Your objective:
Lines that contain the string "será" are to be copied; leave out all others.

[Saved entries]
____________

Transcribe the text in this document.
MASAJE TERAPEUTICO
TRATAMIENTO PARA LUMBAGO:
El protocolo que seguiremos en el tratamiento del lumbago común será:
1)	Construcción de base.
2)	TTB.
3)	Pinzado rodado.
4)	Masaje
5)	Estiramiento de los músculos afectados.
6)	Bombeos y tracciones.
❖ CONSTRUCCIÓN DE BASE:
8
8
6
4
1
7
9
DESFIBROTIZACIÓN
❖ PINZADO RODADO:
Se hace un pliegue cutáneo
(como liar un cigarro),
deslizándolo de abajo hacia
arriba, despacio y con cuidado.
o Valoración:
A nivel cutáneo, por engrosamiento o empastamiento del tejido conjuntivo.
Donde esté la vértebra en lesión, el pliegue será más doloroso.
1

____________

Response to the exercise:
El protocolo que seguiremos en el tratamiento del lumbago común será:
Donde esté la vértebra en lesión, el pliegue será más doloroso.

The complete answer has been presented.